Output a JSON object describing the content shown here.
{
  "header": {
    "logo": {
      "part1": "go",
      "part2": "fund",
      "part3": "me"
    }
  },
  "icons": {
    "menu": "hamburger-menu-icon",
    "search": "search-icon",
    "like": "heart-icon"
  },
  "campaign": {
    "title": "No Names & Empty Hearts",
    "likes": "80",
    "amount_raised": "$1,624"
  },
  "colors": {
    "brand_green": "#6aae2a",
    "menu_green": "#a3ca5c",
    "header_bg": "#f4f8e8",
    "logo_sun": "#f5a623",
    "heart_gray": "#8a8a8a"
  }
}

____________________

Exercise requirements
Every record should be given again exactly.

Correct response
Output a JSON object describing the content shown here.
{
  "header": {
    "logo": {
      "part1": "go",
      "part2": "fund",
      "part3": "me"
    }
  },
  "icons": {
    "menu": "hamburger-menu-icon",
    "search": "search-icon",
    "like": "heart-icon"
  },
  "campaign": {
    "title": "No Names & Empty Hearts",
    "likes": "80",
    "amount_raised": "$1,624"
  },
  "colors": {
    "brand_green": "#6aae2a",
    "menu_green": "#a3ca5c",
    "header_bg": "#f4f8e8",
    "logo_sun": "#f5a623",
    "heart_gray": "#8a8a8a"
  }
}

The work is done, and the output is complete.